> **EXCERPTED RECORDS**:
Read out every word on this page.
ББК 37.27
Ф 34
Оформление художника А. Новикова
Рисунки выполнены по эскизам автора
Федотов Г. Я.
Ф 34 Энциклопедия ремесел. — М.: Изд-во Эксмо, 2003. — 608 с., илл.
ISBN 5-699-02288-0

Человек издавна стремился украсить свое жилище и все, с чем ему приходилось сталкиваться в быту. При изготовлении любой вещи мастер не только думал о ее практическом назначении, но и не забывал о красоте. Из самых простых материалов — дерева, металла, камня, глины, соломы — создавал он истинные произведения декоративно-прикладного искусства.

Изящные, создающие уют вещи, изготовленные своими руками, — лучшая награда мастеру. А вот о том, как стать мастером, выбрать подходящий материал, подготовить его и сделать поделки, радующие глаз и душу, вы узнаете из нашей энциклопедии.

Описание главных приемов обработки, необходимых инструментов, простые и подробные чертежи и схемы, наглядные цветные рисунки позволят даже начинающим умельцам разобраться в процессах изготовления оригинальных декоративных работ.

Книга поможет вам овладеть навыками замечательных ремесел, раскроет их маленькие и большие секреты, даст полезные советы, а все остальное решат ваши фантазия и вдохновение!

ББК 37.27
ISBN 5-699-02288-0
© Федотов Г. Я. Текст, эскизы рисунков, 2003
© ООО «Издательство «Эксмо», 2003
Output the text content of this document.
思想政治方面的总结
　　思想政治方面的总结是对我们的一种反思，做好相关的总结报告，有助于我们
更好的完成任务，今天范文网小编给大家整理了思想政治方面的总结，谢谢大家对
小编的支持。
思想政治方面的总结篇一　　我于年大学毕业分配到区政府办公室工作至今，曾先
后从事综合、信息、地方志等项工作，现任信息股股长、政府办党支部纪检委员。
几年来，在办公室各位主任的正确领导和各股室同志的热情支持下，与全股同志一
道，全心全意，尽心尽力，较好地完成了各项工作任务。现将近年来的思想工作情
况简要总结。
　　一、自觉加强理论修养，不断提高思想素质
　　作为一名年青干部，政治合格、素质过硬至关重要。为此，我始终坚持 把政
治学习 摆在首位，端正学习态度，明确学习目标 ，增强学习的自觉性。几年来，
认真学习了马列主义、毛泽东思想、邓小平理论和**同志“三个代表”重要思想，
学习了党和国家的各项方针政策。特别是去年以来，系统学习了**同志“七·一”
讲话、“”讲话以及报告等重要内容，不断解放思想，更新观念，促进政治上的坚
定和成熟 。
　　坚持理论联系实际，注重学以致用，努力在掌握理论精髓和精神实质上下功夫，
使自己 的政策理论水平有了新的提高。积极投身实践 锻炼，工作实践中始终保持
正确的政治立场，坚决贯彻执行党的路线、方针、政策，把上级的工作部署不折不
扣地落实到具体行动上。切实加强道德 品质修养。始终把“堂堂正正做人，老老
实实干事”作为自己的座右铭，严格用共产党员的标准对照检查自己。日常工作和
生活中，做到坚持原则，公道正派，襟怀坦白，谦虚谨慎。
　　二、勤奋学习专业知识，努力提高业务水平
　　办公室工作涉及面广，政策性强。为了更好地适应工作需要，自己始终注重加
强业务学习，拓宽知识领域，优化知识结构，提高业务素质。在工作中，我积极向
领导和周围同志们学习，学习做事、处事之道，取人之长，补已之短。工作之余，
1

> **AIM OF THE TASK**: Search the entries for "Федотов" and copy out each line that has it.

> **RESULT OF THIS EXERCISE**:
Федотов Г. Я.
© Федотов Г. Я. Текст, эскизы рисунков, 2003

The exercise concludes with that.